Exercise requirements>
In the records that follow, find each line containing "ISBCB" and copy it.

Transcription dataset entries
+++

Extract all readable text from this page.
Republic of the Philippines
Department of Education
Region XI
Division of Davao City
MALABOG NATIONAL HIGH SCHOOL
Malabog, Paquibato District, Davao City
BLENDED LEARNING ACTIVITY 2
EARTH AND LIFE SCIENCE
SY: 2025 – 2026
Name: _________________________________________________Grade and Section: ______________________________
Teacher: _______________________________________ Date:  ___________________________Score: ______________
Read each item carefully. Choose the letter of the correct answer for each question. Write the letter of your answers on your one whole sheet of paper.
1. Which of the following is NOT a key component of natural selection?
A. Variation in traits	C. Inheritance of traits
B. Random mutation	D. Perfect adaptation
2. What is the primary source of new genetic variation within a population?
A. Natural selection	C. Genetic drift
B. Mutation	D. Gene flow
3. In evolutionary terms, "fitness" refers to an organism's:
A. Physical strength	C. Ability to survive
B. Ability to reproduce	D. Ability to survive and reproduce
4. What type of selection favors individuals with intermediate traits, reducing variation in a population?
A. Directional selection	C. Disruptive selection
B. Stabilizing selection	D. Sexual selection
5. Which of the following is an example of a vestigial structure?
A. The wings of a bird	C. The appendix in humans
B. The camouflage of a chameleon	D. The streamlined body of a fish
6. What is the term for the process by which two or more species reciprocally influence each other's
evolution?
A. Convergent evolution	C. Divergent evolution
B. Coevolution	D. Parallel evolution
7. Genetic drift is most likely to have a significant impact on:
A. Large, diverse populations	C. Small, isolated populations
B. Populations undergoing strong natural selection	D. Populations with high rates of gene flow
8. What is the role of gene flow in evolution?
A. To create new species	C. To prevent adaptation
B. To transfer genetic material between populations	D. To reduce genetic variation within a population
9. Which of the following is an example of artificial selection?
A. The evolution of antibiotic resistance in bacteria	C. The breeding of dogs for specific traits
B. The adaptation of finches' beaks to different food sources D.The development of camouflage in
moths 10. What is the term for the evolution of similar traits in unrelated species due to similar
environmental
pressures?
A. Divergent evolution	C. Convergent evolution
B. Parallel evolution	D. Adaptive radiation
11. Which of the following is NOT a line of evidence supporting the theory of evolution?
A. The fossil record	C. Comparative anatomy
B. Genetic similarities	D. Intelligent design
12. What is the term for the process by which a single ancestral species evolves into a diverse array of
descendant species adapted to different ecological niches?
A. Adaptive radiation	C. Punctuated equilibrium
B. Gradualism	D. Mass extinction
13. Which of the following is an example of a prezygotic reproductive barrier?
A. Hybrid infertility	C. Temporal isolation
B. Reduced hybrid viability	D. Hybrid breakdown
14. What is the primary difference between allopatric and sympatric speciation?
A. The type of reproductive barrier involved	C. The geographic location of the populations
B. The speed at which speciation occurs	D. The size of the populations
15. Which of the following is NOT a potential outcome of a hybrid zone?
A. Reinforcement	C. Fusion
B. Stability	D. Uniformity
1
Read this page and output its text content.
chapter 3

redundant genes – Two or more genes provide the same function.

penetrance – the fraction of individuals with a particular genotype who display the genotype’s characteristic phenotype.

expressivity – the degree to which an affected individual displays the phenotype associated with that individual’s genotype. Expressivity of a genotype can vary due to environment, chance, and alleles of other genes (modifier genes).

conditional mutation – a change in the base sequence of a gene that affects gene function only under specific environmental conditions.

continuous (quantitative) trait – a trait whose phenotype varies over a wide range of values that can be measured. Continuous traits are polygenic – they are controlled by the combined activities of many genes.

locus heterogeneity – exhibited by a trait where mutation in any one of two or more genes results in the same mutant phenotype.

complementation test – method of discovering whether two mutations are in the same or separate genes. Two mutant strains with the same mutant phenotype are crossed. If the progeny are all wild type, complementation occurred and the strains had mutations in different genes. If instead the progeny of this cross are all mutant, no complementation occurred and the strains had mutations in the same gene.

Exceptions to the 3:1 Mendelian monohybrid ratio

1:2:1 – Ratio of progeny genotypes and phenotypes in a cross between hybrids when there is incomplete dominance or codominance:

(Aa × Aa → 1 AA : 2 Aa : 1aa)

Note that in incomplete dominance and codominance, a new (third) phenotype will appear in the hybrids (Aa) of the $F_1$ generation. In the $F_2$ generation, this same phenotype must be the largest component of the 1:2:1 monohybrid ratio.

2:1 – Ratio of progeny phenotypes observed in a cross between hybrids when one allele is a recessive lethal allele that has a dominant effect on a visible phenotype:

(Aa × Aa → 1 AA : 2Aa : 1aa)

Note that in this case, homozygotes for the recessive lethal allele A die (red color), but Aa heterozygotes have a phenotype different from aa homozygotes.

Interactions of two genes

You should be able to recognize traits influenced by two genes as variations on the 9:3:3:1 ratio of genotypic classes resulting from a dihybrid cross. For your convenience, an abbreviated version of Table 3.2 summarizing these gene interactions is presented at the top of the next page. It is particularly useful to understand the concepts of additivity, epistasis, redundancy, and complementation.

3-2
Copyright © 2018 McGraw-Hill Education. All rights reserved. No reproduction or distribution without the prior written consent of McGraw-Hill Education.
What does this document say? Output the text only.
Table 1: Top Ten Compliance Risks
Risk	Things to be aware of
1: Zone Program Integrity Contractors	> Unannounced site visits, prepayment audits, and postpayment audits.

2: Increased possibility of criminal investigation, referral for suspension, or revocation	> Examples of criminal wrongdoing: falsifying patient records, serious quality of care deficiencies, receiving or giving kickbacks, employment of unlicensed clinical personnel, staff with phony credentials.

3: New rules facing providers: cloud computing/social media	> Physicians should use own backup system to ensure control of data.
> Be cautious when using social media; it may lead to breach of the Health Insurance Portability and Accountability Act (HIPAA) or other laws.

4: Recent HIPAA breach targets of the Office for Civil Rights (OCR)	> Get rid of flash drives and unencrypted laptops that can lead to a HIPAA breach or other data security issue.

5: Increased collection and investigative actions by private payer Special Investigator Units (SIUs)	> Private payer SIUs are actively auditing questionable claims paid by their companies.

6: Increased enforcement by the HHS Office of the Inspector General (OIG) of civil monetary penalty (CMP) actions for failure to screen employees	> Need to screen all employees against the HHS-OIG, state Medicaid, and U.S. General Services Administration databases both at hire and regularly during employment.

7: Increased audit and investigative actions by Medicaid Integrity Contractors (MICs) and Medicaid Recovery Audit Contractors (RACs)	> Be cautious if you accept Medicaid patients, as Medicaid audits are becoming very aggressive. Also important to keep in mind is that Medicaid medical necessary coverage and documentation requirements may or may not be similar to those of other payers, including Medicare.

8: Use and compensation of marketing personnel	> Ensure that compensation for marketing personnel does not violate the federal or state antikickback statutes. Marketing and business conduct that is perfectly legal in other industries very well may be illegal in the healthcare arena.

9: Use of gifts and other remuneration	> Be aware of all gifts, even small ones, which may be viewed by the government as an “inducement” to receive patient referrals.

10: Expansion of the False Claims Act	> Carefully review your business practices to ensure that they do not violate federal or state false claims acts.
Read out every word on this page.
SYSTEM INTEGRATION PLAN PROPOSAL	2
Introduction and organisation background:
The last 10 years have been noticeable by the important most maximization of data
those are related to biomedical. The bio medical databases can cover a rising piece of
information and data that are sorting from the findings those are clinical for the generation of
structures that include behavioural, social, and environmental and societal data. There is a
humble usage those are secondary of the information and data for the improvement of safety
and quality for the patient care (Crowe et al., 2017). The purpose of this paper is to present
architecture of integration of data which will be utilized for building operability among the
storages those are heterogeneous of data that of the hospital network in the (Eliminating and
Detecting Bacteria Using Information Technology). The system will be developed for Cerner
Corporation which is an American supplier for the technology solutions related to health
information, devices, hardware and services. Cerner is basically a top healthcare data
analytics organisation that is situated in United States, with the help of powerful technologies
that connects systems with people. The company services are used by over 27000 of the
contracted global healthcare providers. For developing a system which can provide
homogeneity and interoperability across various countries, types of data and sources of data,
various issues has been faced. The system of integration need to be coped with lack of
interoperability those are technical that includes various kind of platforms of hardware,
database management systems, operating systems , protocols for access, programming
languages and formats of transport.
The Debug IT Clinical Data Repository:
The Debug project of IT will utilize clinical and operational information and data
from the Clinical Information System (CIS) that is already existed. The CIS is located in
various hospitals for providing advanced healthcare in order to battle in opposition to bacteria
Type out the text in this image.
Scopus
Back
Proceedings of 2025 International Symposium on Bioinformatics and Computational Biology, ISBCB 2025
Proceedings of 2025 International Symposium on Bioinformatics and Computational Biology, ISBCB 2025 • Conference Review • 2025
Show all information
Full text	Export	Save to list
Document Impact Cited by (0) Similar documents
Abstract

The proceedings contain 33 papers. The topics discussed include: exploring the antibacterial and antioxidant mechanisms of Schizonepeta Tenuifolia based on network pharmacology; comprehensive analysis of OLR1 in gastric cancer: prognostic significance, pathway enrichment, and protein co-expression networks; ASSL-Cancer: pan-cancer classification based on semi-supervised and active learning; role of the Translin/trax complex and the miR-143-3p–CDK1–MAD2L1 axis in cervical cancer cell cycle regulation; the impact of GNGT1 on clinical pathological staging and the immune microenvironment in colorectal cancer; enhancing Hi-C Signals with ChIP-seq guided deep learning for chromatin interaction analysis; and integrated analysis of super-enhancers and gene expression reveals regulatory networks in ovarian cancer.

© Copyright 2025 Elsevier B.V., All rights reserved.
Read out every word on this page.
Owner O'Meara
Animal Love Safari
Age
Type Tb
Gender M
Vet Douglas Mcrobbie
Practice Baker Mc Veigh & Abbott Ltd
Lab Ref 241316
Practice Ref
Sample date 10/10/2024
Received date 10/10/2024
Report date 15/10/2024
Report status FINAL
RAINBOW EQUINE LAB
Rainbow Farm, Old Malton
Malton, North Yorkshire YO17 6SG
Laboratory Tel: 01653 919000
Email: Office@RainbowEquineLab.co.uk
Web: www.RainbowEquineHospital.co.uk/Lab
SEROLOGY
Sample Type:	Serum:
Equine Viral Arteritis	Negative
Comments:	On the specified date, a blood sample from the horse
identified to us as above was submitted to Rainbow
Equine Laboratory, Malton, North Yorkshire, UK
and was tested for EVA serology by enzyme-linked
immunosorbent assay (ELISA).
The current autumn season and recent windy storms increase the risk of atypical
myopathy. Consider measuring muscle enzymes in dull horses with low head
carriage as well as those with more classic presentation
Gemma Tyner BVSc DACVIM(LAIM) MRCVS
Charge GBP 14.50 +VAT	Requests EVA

+++

Result for this exercise>
Proceedings of 2025 International Symposium on Bioinformatics and Computational Biology, ISBCB 2025
Proceedings of 2025 International Symposium on Bioinformatics and Computational Biology, ISBCB 2025 • Conference Review • 2025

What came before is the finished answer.